Supplied information:

--- BEGIN ---

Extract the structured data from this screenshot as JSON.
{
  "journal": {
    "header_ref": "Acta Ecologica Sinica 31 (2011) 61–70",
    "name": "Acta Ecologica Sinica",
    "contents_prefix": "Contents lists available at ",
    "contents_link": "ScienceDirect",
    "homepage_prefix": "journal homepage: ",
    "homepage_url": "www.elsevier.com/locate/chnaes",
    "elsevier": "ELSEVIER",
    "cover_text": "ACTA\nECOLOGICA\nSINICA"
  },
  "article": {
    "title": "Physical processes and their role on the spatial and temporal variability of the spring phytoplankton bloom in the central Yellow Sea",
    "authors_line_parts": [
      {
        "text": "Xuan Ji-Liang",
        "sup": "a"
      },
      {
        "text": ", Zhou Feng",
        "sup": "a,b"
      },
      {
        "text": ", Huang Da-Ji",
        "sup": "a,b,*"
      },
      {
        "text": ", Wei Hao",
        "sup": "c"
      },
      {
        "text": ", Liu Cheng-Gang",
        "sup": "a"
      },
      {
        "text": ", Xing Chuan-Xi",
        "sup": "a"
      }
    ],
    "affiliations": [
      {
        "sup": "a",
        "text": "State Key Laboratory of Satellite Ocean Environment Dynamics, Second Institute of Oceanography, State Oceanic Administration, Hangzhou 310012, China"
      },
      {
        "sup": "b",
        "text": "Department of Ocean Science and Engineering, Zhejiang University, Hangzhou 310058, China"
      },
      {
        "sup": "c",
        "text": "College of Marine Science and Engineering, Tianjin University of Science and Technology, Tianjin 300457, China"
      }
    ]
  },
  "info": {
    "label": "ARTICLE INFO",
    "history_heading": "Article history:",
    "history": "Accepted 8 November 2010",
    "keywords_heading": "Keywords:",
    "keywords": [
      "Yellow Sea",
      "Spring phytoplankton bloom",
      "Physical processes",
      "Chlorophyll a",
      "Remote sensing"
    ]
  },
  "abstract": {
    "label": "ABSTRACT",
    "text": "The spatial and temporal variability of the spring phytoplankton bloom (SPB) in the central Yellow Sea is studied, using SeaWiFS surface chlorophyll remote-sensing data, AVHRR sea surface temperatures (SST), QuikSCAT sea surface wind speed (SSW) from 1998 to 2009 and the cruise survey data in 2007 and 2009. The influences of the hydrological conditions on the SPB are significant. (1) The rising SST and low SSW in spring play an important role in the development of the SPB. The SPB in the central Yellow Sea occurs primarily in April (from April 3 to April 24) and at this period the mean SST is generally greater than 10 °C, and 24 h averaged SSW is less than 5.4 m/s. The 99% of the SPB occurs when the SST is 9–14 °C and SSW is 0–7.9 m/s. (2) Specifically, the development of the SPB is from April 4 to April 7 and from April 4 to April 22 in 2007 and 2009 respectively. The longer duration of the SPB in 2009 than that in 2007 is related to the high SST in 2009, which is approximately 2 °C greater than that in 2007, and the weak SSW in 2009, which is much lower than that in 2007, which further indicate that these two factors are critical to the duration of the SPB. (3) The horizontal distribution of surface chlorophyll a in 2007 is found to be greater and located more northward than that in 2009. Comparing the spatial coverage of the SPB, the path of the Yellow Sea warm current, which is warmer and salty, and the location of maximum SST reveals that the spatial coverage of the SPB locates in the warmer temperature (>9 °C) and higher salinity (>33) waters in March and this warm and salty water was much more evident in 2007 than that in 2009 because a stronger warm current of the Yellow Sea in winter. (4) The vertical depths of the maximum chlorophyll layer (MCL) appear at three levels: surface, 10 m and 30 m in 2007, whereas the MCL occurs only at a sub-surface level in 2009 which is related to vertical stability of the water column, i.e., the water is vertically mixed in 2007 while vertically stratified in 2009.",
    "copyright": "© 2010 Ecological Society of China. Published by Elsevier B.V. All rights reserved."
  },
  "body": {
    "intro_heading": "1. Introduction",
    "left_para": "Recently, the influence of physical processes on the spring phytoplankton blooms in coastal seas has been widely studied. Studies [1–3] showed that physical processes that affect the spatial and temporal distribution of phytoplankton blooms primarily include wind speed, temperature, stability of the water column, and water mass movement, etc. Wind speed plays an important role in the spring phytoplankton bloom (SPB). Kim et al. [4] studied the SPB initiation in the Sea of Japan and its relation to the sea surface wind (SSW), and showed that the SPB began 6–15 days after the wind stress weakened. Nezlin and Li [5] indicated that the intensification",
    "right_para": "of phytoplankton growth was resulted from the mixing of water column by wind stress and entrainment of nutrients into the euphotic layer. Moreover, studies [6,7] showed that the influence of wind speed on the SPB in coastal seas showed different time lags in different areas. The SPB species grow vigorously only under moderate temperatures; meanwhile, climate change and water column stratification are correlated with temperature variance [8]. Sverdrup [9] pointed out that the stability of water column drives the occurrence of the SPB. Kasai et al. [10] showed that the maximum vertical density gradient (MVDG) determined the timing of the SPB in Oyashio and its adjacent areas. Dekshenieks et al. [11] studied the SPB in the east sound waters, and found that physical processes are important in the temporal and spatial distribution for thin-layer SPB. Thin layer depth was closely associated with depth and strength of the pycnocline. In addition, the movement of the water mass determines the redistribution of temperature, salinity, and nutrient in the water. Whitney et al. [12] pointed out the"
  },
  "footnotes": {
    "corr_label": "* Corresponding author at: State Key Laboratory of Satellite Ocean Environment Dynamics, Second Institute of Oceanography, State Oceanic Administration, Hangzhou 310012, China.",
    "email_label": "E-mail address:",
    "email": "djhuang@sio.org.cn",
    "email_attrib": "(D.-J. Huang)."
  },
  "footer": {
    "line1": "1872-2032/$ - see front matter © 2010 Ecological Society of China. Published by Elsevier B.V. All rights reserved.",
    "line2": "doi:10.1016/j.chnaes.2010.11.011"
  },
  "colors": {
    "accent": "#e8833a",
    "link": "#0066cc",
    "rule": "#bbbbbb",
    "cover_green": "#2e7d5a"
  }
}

--- END ---

Requirements:
From the records given above, copy all lines containing "chnaes".

Result:
    "homepage_url": "www.elsevier.com/locate/chnaes",
    "line2": "doi:10.1016/j.chnaes.2010.11.011"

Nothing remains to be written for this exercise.